*GIVEN PROBLEM*
Select the lines that contain "Банковские" and copy each of them.
=== SUPPLIED RECORDS ===
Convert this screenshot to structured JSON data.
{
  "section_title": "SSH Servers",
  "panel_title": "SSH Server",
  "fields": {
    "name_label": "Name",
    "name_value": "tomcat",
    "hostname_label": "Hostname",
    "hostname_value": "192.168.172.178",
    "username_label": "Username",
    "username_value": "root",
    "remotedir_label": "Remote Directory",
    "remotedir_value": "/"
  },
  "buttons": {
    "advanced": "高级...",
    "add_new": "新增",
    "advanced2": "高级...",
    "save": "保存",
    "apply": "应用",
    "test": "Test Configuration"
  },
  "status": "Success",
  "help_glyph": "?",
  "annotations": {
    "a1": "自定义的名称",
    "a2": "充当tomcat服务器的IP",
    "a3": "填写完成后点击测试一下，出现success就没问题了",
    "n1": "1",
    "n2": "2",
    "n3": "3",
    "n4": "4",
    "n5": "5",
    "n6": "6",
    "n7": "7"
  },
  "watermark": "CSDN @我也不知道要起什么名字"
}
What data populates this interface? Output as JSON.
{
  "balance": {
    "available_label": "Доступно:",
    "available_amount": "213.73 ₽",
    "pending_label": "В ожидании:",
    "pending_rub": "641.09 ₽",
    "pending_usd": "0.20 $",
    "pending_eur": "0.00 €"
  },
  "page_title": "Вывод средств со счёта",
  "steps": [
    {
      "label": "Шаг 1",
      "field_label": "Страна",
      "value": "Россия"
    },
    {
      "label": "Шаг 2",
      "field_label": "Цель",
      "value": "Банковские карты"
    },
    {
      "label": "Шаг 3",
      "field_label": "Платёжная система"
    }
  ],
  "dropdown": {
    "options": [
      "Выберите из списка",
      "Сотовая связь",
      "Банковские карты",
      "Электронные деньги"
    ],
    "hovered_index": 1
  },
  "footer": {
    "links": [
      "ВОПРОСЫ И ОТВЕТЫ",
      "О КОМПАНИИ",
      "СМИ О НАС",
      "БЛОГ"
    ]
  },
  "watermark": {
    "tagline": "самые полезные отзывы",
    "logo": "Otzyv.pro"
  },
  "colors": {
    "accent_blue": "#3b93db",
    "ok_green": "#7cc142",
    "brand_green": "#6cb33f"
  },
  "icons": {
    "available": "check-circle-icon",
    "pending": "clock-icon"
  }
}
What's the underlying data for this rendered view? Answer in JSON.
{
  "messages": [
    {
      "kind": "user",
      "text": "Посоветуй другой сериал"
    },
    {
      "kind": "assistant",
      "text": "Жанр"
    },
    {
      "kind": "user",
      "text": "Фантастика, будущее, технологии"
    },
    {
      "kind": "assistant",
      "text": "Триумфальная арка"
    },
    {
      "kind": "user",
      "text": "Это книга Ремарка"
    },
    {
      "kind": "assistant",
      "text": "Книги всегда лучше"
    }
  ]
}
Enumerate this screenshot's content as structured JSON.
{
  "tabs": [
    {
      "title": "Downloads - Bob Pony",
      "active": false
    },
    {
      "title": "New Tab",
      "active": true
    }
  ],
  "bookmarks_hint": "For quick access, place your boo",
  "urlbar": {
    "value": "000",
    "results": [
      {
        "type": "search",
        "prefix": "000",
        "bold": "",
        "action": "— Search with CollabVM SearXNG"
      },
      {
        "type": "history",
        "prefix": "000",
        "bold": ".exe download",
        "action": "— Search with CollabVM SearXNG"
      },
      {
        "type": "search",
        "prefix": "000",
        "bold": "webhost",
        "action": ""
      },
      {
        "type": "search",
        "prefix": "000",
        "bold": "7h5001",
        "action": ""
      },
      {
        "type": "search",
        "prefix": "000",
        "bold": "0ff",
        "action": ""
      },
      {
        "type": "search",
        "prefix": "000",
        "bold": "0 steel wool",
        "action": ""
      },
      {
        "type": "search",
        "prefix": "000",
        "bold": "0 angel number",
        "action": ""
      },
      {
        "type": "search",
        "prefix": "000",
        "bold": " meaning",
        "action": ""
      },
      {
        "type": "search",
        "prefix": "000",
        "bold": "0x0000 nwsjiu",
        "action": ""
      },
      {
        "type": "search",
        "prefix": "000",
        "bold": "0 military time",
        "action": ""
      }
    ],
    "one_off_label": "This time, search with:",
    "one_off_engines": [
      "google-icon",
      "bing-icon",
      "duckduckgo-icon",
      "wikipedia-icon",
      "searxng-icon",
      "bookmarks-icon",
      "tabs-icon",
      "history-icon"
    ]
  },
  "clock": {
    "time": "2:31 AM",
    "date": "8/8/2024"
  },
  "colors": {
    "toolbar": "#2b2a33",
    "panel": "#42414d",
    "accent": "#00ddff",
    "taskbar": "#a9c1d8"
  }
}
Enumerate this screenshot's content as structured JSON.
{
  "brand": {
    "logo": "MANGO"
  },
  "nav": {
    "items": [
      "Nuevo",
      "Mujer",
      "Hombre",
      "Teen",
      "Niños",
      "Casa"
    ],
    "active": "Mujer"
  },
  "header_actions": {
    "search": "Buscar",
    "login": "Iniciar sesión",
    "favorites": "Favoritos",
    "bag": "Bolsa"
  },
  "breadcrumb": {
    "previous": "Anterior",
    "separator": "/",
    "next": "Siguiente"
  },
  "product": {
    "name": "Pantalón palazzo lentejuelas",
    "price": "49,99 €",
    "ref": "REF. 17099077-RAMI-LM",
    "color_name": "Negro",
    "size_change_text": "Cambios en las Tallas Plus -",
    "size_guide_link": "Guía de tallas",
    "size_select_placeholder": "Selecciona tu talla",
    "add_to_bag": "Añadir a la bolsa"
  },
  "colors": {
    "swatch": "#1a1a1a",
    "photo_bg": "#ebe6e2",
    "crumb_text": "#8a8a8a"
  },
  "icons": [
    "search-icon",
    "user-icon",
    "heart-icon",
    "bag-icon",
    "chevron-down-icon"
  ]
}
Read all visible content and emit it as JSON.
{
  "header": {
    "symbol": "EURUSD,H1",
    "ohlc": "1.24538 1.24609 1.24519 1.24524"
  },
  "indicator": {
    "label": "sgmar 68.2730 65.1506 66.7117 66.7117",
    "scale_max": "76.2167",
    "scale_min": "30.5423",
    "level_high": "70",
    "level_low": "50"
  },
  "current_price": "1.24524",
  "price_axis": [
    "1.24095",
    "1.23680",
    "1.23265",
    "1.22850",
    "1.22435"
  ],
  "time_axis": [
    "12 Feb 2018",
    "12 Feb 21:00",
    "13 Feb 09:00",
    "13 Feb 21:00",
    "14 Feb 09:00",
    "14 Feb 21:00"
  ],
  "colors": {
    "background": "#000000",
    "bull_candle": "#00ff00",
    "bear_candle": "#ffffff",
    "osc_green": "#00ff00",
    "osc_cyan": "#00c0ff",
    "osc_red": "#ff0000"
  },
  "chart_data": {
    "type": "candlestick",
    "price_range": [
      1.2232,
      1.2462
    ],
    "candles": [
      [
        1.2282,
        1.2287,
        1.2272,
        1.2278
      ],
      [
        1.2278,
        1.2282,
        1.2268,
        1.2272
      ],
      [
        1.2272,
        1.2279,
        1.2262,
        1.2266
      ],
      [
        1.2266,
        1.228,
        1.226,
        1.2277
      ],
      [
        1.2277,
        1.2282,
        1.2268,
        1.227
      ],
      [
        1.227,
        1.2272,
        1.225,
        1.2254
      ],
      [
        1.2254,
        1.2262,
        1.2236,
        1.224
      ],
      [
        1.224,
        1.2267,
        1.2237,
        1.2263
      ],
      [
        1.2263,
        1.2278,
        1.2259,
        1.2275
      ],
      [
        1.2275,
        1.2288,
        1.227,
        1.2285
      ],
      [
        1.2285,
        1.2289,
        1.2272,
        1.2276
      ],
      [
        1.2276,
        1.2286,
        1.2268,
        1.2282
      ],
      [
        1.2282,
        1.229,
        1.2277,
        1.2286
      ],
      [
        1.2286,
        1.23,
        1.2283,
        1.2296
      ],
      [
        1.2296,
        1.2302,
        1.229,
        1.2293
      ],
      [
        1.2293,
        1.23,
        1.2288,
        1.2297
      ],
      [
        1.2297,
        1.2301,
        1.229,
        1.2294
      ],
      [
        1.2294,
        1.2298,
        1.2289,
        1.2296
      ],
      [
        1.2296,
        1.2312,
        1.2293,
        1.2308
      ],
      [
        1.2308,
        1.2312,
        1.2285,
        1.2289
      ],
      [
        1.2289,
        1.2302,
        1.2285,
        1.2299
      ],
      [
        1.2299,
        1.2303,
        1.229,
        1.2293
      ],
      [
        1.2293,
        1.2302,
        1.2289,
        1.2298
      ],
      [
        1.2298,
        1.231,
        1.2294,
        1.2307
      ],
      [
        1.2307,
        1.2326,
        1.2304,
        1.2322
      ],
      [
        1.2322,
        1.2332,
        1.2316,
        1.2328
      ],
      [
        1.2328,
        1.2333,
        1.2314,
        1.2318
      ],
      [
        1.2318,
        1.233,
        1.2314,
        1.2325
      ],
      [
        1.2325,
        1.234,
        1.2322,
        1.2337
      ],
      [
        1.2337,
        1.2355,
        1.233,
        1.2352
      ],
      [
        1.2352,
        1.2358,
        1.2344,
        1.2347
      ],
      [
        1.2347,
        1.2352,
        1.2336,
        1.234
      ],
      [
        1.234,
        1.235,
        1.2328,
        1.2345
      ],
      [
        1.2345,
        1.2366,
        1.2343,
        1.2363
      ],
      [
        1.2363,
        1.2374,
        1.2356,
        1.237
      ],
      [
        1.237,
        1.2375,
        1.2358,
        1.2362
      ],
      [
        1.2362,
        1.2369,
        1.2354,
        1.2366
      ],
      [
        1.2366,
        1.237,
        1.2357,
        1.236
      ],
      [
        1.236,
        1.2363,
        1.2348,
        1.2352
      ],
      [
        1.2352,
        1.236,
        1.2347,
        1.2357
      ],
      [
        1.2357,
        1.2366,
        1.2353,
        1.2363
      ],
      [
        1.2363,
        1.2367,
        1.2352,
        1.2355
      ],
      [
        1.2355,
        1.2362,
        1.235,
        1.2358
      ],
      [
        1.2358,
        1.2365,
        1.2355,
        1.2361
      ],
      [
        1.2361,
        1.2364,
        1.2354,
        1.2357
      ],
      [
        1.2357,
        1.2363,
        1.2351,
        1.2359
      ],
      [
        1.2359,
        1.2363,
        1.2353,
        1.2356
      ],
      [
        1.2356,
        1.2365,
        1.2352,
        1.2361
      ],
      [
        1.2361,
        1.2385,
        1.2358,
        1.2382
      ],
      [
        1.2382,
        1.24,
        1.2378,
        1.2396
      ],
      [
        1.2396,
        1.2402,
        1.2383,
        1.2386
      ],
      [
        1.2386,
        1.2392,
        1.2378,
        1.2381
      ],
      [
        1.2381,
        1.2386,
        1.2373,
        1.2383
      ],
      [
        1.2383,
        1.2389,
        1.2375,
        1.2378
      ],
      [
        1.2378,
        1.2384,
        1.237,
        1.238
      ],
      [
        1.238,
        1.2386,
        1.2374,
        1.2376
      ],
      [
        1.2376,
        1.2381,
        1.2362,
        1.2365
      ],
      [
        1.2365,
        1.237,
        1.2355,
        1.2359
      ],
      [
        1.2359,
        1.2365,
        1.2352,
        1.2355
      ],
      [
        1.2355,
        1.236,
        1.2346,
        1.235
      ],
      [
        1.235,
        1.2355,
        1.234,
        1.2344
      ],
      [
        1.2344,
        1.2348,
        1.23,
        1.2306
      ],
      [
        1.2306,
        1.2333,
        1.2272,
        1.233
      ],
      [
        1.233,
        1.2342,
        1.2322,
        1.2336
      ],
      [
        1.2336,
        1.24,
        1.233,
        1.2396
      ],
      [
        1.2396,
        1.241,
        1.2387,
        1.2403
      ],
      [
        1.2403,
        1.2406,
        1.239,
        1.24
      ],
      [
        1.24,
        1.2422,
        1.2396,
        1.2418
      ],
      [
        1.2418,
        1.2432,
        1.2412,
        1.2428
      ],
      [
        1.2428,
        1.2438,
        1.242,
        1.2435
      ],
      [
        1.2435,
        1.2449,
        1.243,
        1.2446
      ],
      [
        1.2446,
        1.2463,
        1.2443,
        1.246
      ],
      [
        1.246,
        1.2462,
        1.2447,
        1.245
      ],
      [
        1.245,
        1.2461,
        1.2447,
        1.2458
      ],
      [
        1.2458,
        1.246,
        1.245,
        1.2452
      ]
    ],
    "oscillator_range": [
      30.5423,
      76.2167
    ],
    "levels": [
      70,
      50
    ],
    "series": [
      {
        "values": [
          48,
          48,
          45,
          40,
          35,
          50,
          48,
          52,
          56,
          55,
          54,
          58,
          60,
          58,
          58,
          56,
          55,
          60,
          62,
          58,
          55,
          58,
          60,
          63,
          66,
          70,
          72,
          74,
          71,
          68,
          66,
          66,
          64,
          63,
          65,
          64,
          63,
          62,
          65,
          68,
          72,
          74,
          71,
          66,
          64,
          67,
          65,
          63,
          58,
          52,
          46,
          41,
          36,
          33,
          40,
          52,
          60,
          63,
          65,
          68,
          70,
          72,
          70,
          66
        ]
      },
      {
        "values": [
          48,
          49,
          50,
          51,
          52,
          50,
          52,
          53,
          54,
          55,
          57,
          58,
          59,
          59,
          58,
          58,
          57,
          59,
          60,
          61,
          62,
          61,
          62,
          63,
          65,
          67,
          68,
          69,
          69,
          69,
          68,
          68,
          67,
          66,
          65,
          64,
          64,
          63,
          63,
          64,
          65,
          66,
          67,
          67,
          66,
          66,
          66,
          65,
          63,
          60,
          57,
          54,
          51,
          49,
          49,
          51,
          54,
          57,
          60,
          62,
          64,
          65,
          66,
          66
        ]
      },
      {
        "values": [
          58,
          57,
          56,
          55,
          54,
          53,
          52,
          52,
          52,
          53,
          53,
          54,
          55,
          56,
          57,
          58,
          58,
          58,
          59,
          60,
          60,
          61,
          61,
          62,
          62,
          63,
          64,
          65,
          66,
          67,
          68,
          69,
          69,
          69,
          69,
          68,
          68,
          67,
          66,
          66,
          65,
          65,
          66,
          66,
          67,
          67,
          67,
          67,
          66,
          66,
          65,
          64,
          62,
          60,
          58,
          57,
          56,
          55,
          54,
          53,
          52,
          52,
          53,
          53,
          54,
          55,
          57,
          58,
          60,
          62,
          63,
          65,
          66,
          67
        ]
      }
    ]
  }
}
===
*COMPLETED EXERCISE*
      "value": "Банковские карты"
      "Банковские карты",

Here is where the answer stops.